--- INSTRUCTIONS TO FOLLOW ---
Copy every line from the records below that holds the word "data".

--- STORED RECORDS ---
┄┄┄┄┄┄

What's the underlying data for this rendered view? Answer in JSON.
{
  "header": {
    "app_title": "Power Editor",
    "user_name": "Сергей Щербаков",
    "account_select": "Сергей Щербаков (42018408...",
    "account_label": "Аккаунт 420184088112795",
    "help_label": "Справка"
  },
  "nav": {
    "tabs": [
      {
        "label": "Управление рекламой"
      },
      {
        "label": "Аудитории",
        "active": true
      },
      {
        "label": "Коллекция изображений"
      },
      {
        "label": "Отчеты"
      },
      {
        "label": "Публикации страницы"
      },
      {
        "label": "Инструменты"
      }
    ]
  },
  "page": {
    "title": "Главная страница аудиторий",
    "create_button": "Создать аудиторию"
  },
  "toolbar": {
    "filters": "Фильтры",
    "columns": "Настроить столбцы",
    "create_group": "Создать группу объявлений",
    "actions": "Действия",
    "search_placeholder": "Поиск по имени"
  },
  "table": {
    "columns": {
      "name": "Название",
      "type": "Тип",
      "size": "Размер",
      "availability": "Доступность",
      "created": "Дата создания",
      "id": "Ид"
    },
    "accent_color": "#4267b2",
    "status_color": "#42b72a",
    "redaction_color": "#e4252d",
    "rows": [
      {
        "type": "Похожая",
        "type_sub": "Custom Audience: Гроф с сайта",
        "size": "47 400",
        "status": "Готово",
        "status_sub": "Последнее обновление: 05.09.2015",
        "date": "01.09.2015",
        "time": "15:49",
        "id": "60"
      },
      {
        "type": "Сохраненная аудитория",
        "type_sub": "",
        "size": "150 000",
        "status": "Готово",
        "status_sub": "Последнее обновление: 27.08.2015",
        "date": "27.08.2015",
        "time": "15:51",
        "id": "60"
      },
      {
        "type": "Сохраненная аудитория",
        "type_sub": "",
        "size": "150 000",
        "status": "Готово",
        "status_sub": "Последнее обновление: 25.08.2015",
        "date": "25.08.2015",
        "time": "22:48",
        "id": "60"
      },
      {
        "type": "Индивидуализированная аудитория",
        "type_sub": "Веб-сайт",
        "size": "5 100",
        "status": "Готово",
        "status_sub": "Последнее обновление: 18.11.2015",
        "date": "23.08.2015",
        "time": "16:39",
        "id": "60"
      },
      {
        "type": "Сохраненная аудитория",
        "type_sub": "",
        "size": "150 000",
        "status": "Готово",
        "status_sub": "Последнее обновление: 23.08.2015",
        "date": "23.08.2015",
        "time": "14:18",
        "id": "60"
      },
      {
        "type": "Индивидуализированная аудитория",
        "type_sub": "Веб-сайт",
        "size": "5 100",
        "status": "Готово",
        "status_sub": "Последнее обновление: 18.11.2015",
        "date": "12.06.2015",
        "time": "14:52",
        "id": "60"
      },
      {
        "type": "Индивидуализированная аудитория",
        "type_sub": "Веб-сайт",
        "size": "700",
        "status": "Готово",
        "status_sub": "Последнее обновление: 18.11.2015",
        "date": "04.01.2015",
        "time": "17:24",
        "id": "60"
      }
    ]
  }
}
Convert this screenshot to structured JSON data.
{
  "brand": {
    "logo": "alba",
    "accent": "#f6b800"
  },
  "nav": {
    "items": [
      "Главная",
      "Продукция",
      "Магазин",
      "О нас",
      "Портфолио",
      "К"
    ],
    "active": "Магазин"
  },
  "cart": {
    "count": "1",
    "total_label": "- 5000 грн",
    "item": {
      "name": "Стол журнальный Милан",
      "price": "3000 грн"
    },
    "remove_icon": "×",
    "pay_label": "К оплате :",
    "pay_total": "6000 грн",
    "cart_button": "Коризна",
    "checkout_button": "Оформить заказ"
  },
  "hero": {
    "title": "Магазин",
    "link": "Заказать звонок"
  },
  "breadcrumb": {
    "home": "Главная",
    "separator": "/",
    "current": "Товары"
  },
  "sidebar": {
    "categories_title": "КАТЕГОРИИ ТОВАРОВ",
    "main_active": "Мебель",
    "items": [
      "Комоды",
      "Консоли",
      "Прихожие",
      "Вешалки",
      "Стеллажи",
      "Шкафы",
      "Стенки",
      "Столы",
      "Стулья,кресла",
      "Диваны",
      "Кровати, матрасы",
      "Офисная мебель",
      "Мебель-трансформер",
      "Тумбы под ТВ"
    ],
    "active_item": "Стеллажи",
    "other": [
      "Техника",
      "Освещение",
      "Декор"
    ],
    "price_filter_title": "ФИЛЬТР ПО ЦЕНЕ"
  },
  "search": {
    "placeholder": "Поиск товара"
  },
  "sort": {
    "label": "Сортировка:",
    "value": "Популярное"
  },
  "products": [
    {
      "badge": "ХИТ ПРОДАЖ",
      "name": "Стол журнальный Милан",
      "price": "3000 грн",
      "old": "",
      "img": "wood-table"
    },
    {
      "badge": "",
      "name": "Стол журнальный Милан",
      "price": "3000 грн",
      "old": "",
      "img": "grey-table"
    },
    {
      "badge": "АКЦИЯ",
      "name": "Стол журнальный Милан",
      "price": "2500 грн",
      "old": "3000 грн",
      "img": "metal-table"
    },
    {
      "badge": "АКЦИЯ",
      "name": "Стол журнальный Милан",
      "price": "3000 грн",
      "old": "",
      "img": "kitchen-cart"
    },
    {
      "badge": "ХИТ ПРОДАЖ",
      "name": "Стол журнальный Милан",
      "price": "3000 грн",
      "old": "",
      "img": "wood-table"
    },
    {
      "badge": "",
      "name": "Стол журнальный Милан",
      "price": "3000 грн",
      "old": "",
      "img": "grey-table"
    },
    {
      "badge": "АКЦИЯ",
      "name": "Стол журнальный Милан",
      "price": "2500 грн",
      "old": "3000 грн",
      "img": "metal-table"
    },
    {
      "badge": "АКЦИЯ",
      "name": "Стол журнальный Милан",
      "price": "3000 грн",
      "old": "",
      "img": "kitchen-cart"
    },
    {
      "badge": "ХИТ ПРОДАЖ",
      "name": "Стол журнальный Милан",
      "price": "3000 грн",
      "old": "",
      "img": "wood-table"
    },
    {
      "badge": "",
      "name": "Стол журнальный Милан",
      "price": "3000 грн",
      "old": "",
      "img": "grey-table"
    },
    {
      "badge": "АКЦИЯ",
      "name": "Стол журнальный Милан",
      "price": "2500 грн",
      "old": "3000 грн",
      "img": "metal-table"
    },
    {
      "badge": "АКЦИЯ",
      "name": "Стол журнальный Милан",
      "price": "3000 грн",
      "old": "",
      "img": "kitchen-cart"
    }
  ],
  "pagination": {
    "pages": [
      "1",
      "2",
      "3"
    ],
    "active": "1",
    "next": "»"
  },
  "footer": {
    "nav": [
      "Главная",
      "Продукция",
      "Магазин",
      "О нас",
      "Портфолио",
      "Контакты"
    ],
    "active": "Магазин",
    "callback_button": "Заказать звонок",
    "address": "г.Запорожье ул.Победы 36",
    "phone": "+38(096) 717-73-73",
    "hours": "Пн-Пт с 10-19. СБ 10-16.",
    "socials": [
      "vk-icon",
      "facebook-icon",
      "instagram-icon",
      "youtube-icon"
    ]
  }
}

┄┄┄┄┄┄

--- RESULT OF THE EXERCISE ---
What's the underlying data for this rendered view? Answer in JSON.
Convert this screenshot to structured JSON data.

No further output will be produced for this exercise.